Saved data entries
╭──

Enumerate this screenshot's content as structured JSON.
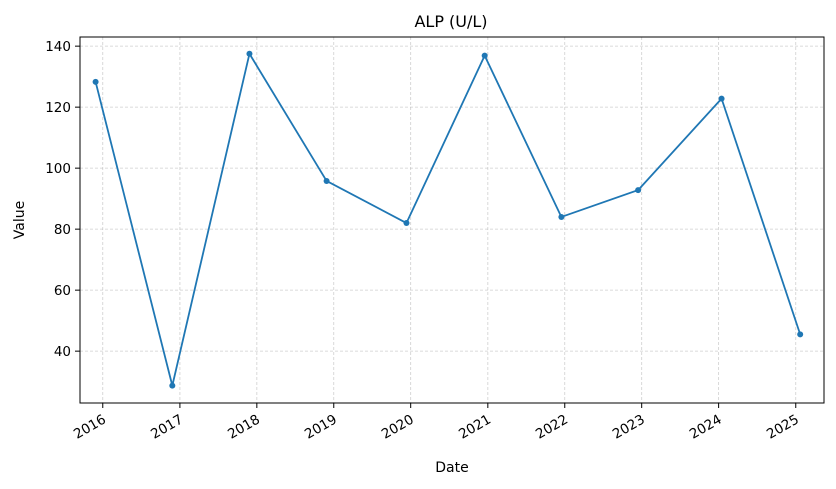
{
  "chart_data": {
    "type": "line",
    "title": "ALP (U/L)",
    "xlabel": "Date",
    "ylabel": "Value",
    "x_ticks": [
      "2016",
      "2017",
      "2018",
      "2019",
      "2020",
      "2021",
      "2022",
      "2023",
      "2024",
      "2025"
    ],
    "y_ticks": [
      40,
      60,
      80,
      100,
      120,
      140
    ],
    "ylim": [
      23,
      143
    ],
    "xlim": [
      "2015-09-15",
      "2025-05-15"
    ],
    "grid": true,
    "series": [
      {
        "color": "#1f77b4",
        "points": [
          {
            "x": "2015-11-28",
            "y": 128.3
          },
          {
            "x": "2016-11-26",
            "y": 28.7
          },
          {
            "x": "2017-11-27",
            "y": 137.5
          },
          {
            "x": "2018-11-28",
            "y": 95.8
          },
          {
            "x": "2019-12-12",
            "y": 82.0
          },
          {
            "x": "2020-12-17",
            "y": 136.9
          },
          {
            "x": "2021-12-16",
            "y": 84.0
          },
          {
            "x": "2022-12-15",
            "y": 92.8
          },
          {
            "x": "2024-01-15",
            "y": 122.8
          },
          {
            "x": "2025-01-22",
            "y": 45.5
          }
        ]
      }
    ]
  }
}
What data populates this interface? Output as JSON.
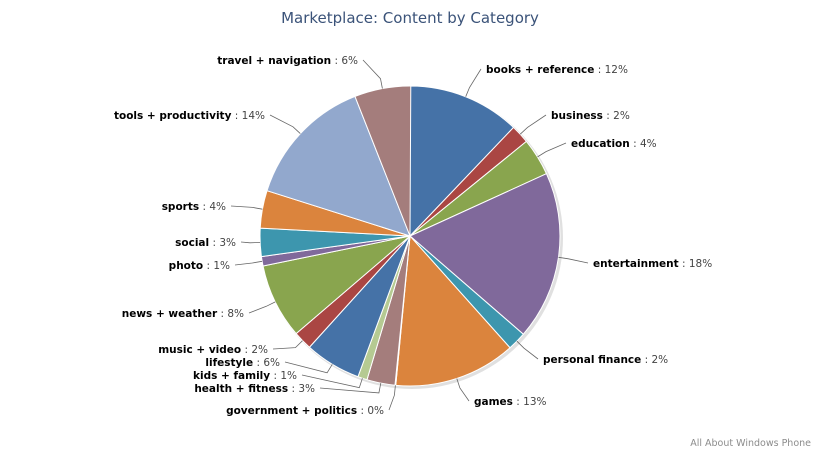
{
  "chart_data": {
    "type": "pie",
    "title": "Marketplace: Content by Category",
    "credit": "All About Windows Phone",
    "value_suffix": "%",
    "slices": [
      {
        "name": "books + reference",
        "value": 12,
        "color": "#4572a7"
      },
      {
        "name": "business",
        "value": 2,
        "color": "#aa4643"
      },
      {
        "name": "education",
        "value": 4,
        "color": "#89a54e"
      },
      {
        "name": "entertainment",
        "value": 18,
        "color": "#80699b"
      },
      {
        "name": "personal finance",
        "value": 2,
        "color": "#3d96ae"
      },
      {
        "name": "games",
        "value": 13,
        "color": "#db843d"
      },
      {
        "name": "government + politics",
        "value": 0,
        "color": "#92a8cd"
      },
      {
        "name": "health + fitness",
        "value": 3,
        "color": "#a47d7c"
      },
      {
        "name": "kids + family",
        "value": 1,
        "color": "#b5ca92"
      },
      {
        "name": "lifestyle",
        "value": 6,
        "color": "#4572a7"
      },
      {
        "name": "music + video",
        "value": 2,
        "color": "#aa4643"
      },
      {
        "name": "news + weather",
        "value": 8,
        "color": "#89a54e"
      },
      {
        "name": "photo",
        "value": 1,
        "color": "#80699b"
      },
      {
        "name": "social",
        "value": 3,
        "color": "#3d96ae"
      },
      {
        "name": "sports",
        "value": 4,
        "color": "#db843d"
      },
      {
        "name": "tools + productivity",
        "value": 14,
        "color": "#92a8cd"
      },
      {
        "name": "travel + navigation",
        "value": 6,
        "color": "#a47d7c"
      }
    ]
  }
}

╰──

**SET PROBLEM**
Make a verbatim copy of all the entries and strip out the pictures.

**PROBLEM SOLUTION**
Enumerate this screenshot's content as structured JSON.
{
  "chart_data": {
    "type": "line",
    "title": "ALP (U/L)",
    "xlabel": "Date",
    "ylabel": "Value",
    "x_ticks": [
      "2016",
      "2017",
      "2018",
      "2019",
      "2020",
      "2021",
      "2022",
      "2023",
      "2024",
      "2025"
    ],
    "y_ticks": [
      40,
      60,
      80,
      100,
      120,
      140
    ],
    "ylim": [
      23,
      143
    ],
    "xlim": [
      "2015-09-15",
      "2025-05-15"
    ],
    "grid": true,
    "series": [
      {
        "color": "#1f77b4",
        "points": [
          {
            "x": "2015-11-28",
            "y": 128.3
          },
          {
            "x": "2016-11-26",
            "y": 28.7
          },
          {
            "x": "2017-11-27",
            "y": 137.5
          },
          {
            "x": "2018-11-28",
            "y": 95.8
          },
          {
            "x": "2019-12-12",
            "y": 82.0
          },
          {
            "x": "2020-12-17",
            "y": 136.9
          },
          {
            "x": "2021-12-16",
            "y": 84.0
          },
          {
            "x": "2022-12-15",
            "y": 92.8
          },
          {
            "x": "2024-01-15",
            "y": 122.8
          },
          {
            "x": "2025-01-22",
            "y": 45.5
          }
        ]
      }
    ]
  }
}
What data populates this interface? Output as JSON.
{
  "chart_data": {
    "type": "pie",
    "title": "Marketplace: Content by Category",
    "credit": "All About Windows Phone",
    "value_suffix": "%",
    "slices": [
      {
        "name": "books + reference",
        "value": 12,
        "color": "#4572a7"
      },
      {
        "name": "business",
        "value": 2,
        "color": "#aa4643"
      },
      {
        "name": "education",
        "value": 4,
        "color": "#89a54e"
      },
      {
        "name": "entertainment",
        "value": 18,
        "color": "#80699b"
      },
      {
        "name": "personal finance",
        "value": 2,
        "color": "#3d96ae"
      },
      {
        "name": "games",
        "value": 13,
        "color": "#db843d"
      },
      {
        "name": "government + politics",
        "value": 0,
        "color": "#92a8cd"
      },
      {
        "name": "health + fitness",
        "value": 3,
        "color": "#a47d7c"
      },
      {
        "name": "kids + family",
        "value": 1,
        "color": "#b5ca92"
      },
      {
        "name": "lifestyle",
        "value": 6,
        "color": "#4572a7"
      },
      {
        "name": "music + video",
        "value": 2,
        "color": "#aa4643"
      },
      {
        "name": "news + weather",
        "value": 8,
        "color": "#89a54e"
      },
      {
        "name": "photo",
        "value": 1,
        "color": "#80699b"
      },
      {
        "name": "social",
        "value": 3,
        "color": "#3d96ae"
      },
      {
        "name": "sports",
        "value": 4,
        "color": "#db843d"
      },
      {
        "name": "tools + productivity",
        "value": 14,
        "color": "#92a8cd"
      },
      {
        "name": "travel + navigation",
        "value": 6,
        "color": "#a47d7c"
      }
    ]
  }
}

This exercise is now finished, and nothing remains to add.